- [What to work on]: Edit the rows below so that every "interactable" becomes "clickable", keeping everything else the same.

(Annotated element rows)
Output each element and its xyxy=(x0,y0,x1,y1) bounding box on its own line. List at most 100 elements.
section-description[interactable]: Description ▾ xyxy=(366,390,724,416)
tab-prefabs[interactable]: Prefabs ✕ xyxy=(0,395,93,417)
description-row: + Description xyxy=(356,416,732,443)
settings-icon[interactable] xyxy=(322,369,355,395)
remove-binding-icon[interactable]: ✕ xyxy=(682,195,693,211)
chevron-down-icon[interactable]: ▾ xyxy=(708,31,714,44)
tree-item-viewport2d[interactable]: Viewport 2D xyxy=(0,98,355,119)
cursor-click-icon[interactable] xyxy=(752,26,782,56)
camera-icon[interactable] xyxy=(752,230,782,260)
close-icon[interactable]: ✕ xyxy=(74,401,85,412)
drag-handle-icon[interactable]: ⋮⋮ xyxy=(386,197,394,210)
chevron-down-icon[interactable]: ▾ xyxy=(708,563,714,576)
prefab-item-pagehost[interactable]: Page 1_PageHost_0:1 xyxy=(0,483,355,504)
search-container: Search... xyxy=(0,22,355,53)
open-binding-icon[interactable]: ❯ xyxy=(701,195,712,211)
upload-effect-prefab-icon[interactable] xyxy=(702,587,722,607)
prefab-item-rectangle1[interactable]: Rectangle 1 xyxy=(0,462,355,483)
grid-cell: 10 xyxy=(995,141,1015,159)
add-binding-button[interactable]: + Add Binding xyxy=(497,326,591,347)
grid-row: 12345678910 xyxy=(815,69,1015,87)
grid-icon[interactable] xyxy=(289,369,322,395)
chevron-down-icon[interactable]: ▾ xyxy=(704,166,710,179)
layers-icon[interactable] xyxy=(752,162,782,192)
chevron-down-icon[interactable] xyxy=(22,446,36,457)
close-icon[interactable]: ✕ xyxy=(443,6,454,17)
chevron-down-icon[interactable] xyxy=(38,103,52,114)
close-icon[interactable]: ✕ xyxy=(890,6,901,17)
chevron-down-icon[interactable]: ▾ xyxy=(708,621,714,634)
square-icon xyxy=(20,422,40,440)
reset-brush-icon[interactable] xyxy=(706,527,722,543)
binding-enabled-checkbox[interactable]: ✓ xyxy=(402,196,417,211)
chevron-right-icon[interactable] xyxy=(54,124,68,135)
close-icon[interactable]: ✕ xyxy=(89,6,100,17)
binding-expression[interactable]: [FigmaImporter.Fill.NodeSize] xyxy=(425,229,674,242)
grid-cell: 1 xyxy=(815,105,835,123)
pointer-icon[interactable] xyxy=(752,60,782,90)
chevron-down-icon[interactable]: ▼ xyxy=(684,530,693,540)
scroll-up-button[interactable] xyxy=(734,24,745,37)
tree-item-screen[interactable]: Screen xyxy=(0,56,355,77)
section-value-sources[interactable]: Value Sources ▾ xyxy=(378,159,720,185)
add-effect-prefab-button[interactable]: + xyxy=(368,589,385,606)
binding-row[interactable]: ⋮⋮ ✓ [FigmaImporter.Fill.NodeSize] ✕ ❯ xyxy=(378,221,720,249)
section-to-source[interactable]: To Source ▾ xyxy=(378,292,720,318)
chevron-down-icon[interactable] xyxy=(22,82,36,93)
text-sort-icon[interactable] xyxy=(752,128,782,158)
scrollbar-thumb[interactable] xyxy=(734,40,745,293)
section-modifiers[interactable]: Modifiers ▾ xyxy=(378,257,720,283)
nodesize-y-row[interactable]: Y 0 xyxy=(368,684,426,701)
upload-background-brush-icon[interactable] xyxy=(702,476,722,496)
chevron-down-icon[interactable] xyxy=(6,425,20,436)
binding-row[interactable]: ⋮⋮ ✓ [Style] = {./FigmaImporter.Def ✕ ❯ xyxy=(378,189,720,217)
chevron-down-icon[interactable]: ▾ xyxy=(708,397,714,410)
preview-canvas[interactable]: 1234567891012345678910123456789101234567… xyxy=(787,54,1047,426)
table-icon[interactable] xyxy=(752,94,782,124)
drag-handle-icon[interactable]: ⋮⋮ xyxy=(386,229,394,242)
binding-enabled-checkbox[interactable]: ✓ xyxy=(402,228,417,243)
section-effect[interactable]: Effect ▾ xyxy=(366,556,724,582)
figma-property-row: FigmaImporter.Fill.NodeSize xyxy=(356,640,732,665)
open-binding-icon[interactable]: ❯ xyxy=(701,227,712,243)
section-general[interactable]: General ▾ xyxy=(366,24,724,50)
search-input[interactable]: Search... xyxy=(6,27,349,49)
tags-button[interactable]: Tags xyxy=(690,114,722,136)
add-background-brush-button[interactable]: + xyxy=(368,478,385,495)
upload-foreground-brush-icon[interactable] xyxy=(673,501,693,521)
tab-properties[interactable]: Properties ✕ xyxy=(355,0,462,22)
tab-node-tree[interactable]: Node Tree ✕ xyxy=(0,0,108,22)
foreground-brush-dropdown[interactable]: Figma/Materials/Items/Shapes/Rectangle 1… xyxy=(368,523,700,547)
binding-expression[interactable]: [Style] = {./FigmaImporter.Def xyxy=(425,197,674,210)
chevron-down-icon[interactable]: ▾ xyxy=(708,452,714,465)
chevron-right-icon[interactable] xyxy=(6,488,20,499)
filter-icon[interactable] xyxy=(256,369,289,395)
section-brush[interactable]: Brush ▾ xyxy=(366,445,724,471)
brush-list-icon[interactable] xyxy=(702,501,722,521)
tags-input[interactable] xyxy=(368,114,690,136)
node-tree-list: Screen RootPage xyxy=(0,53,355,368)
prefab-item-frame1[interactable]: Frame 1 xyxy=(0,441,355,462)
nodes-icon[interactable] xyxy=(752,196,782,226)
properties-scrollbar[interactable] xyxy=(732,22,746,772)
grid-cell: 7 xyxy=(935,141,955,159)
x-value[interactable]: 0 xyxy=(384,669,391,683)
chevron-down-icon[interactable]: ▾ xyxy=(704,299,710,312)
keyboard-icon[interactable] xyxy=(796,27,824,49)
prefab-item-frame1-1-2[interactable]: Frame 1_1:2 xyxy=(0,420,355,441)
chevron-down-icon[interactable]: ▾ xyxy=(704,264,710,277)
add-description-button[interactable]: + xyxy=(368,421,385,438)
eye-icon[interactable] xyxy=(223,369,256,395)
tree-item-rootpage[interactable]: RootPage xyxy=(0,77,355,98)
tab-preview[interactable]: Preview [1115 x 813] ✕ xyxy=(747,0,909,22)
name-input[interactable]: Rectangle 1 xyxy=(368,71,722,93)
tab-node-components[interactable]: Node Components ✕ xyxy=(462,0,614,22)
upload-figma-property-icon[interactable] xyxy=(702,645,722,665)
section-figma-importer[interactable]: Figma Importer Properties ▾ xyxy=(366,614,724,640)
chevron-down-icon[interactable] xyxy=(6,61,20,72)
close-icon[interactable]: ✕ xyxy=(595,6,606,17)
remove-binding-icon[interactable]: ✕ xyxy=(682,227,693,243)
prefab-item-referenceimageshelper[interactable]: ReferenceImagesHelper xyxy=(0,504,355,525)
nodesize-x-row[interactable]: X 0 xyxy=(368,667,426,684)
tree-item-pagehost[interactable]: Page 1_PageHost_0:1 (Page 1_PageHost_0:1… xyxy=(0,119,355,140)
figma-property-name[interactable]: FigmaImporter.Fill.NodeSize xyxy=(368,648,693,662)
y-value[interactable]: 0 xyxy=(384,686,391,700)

- [Completed task]:
Output each element and its xyxy=(x0,y0,x1,y1) bounding box on its own line. List at most 100 elements.
section-description[clickable]: Description ▾ xyxy=(366,390,724,416)
tab-prefabs[clickable]: Prefabs ✕ xyxy=(0,395,93,417)
description-row: + Description xyxy=(356,416,732,443)
settings-icon[clickable] xyxy=(322,369,355,395)
remove-binding-icon[clickable]: ✕ xyxy=(682,195,693,211)
chevron-down-icon[clickable]: ▾ xyxy=(708,31,714,44)
tree-item-viewport2d[clickable]: Viewport 2D xyxy=(0,98,355,119)
cursor-click-icon[clickable] xyxy=(752,26,782,56)
camera-icon[clickable] xyxy=(752,230,782,260)
close-icon[clickable]: ✕ xyxy=(74,401,85,412)
drag-handle-icon[clickable]: ⋮⋮ xyxy=(386,197,394,210)
chevron-down-icon[clickable]: ▾ xyxy=(708,563,714,576)
prefab-item-pagehost[clickable]: Page 1_PageHost_0:1 xyxy=(0,483,355,504)
search-container: Search... xyxy=(0,22,355,53)
open-binding-icon[clickable]: ❯ xyxy=(701,195,712,211)
upload-effect-prefab-icon[clickable] xyxy=(702,587,722,607)
prefab-item-rectangle1[clickable]: Rectangle 1 xyxy=(0,462,355,483)
grid-cell: 10 xyxy=(995,141,1015,159)
add-binding-button[clickable]: + Add Binding xyxy=(497,326,591,347)
grid-row: 12345678910 xyxy=(815,69,1015,87)
grid-icon[clickable] xyxy=(289,369,322,395)
chevron-down-icon[clickable]: ▾ xyxy=(704,166,710,179)
layers-icon[clickable] xyxy=(752,162,782,192)
chevron-down-icon[clickable] xyxy=(22,446,36,457)
close-icon[clickable]: ✕ xyxy=(443,6,454,17)
chevron-down-icon[clickable] xyxy=(38,103,52,114)
close-icon[clickable]: ✕ xyxy=(890,6,901,17)
chevron-down-icon[clickable]: ▾ xyxy=(708,621,714,634)
square-icon xyxy=(20,422,40,440)
reset-brush-icon[clickable] xyxy=(706,527,722,543)
binding-enabled-checkbox[clickable]: ✓ xyxy=(402,196,417,211)
chevron-right-icon[clickable] xyxy=(54,124,68,135)
close-icon[clickable]: ✕ xyxy=(89,6,100,17)
binding-expression[clickable]: [FigmaImporter.Fill.NodeSize] xyxy=(425,229,674,242)
grid-cell: 1 xyxy=(815,105,835,123)
pointer-icon[clickable] xyxy=(752,60,782,90)
chevron-down-icon[clickable]: ▼ xyxy=(684,530,693,540)
scroll-up-button[clickable] xyxy=(734,24,745,37)
tree-item-screen[clickable]: Screen xyxy=(0,56,355,77)
section-value-sources[clickable]: Value Sources ▾ xyxy=(378,159,720,185)
add-effect-prefab-button[clickable]: + xyxy=(368,589,385,606)
binding-row[clickable]: ⋮⋮ ✓ [FigmaImporter.Fill.NodeSize] ✕ ❯ xyxy=(378,221,720,249)
section-to-source[clickable]: To Source ▾ xyxy=(378,292,720,318)
chevron-down-icon[clickable] xyxy=(22,82,36,93)
text-sort-icon[clickable] xyxy=(752,128,782,158)
scrollbar-thumb[clickable] xyxy=(734,40,745,293)
section-modifiers[clickable]: Modifiers ▾ xyxy=(378,257,720,283)
nodesize-y-row[clickable]: Y 0 xyxy=(368,684,426,701)
upload-background-brush-icon[clickable] xyxy=(702,476,722,496)
chevron-down-icon[clickable] xyxy=(6,425,20,436)
binding-row[clickable]: ⋮⋮ ✓ [Style] = {./FigmaImporter.Def ✕ ❯ xyxy=(378,189,720,217)
chevron-down-icon[clickable]: ▾ xyxy=(708,397,714,410)
preview-canvas[clickable]: 1234567891012345678910123456789101234567… xyxy=(787,54,1047,426)
table-icon[clickable] xyxy=(752,94,782,124)
drag-handle-icon[clickable]: ⋮⋮ xyxy=(386,229,394,242)
binding-enabled-checkbox[clickable]: ✓ xyxy=(402,228,417,243)
section-effect[clickable]: Effect ▾ xyxy=(366,556,724,582)
figma-property-row: FigmaImporter.Fill.NodeSize xyxy=(356,640,732,665)
open-binding-icon[clickable]: ❯ xyxy=(701,227,712,243)
section-general[clickable]: General ▾ xyxy=(366,24,724,50)
search-input[clickable]: Search... xyxy=(6,27,349,49)
tags-button[clickable]: Tags xyxy=(690,114,722,136)
add-background-brush-button[clickable]: + xyxy=(368,478,385,495)
upload-foreground-brush-icon[clickable] xyxy=(673,501,693,521)
tab-properties[clickable]: Properties ✕ xyxy=(355,0,462,22)
tab-node-tree[clickable]: Node Tree ✕ xyxy=(0,0,108,22)
foreground-brush-dropdown[clickable]: Figma/Materials/Items/Shapes/Rectangle 1… xyxy=(368,523,700,547)
binding-expression[clickable]: [Style] = {./FigmaImporter.Def xyxy=(425,197,674,210)
chevron-down-icon[clickable]: ▾ xyxy=(708,452,714,465)
chevron-right-icon[clickable] xyxy=(6,488,20,499)
filter-icon[clickable] xyxy=(256,369,289,395)
section-brush[clickable]: Brush ▾ xyxy=(366,445,724,471)
brush-list-icon[clickable] xyxy=(702,501,722,521)
tags-input[clickable] xyxy=(368,114,690,136)
node-tree-list: Screen RootPage xyxy=(0,53,355,368)
prefab-item-frame1[clickable]: Frame 1 xyxy=(0,441,355,462)
nodes-icon[clickable] xyxy=(752,196,782,226)
properties-scrollbar[clickable] xyxy=(732,22,746,772)
grid-cell: 7 xyxy=(935,141,955,159)
x-value[clickable]: 0 xyxy=(384,669,391,683)
chevron-down-icon[clickable]: ▾ xyxy=(704,299,710,312)
keyboard-icon[clickable] xyxy=(796,27,824,49)
prefab-item-frame1-1-2[clickable]: Frame 1_1:2 xyxy=(0,420,355,441)
chevron-down-icon[clickable]: ▾ xyxy=(704,264,710,277)
add-description-button[clickable]: + xyxy=(368,421,385,438)
eye-icon[clickable] xyxy=(223,369,256,395)
tree-item-rootpage[clickable]: RootPage xyxy=(0,77,355,98)
tab-preview[clickable]: Preview [1115 x 813] ✕ xyxy=(747,0,909,22)
name-input[clickable]: Rectangle 1 xyxy=(368,71,722,93)
tab-node-components[clickable]: Node Components ✕ xyxy=(462,0,614,22)
upload-figma-property-icon[clickable] xyxy=(702,645,722,665)
section-figma-importer[clickable]: Figma Importer Properties ▾ xyxy=(366,614,724,640)
chevron-down-icon[clickable] xyxy=(6,61,20,72)
close-icon[clickable]: ✕ xyxy=(595,6,606,17)
remove-binding-icon[clickable]: ✕ xyxy=(682,227,693,243)
prefab-item-referenceimageshelper[clickable]: ReferenceImagesHelper xyxy=(0,504,355,525)
nodesize-x-row[clickable]: X 0 xyxy=(368,667,426,684)
tree-item-pagehost[clickable]: Page 1_PageHost_0:1 (Page 1_PageHost_0:1… xyxy=(0,119,355,140)
figma-property-name[clickable]: FigmaImporter.Fill.NodeSize xyxy=(368,648,693,662)
y-value[clickable]: 0 xyxy=(384,686,391,700)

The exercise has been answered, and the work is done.